__Task prompt__: Output every line exactly as written. Leave out pictures.

__Given records__:

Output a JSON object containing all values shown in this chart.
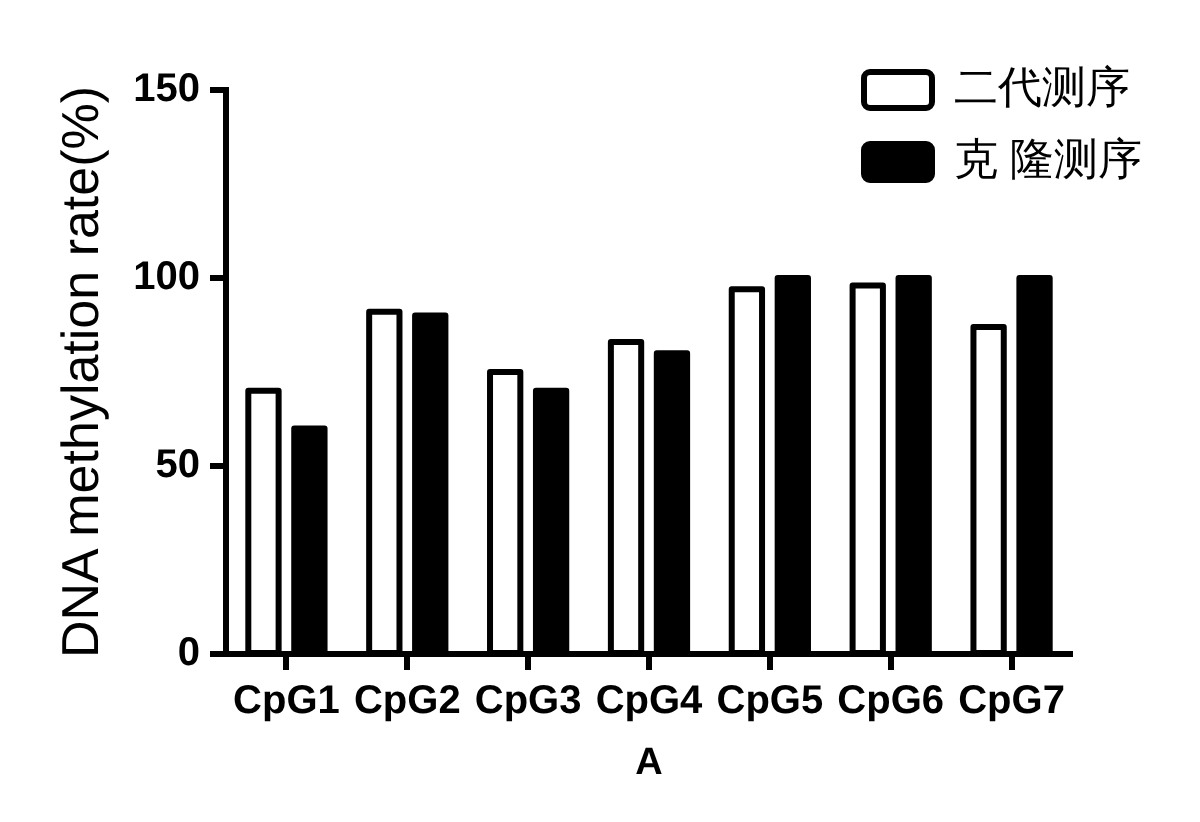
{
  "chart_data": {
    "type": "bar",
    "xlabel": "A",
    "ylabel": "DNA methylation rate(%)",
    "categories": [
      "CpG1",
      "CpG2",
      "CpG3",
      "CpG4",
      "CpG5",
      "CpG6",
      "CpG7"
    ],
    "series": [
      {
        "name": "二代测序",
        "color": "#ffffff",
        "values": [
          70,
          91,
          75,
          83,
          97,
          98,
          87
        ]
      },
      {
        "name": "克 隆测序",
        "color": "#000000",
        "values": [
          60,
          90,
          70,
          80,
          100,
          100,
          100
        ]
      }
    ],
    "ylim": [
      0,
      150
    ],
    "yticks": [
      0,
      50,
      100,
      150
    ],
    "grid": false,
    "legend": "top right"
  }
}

__Result__:
Output a JSON object containing all values shown in this chart.
{
  "chart_data": {
    "type": "bar",
    "xlabel": "A",
    "ylabel": "DNA methylation rate(%)",
    "categories": [
      "CpG1",
      "CpG2",
      "CpG3",
      "CpG4",
      "CpG5",
      "CpG6",
      "CpG7"
    ],
    "series": [
      {
        "name": "二代测序",
        "color": "#ffffff",
        "values": [
          70,
          91,
          75,
          83,
          97,
          98,
          87
        ]
      },
      {
        "name": "克 隆测序",
        "color": "#000000",
        "values": [
          60,
          90,
          70,
          80,
          100,
          100,
          100
        ]
      }
    ],
    "ylim": [
      0,
      150
    ],
    "yticks": [
      0,
      50,
      100,
      150
    ],
    "grid": false,
    "legend": "top right"
  }
}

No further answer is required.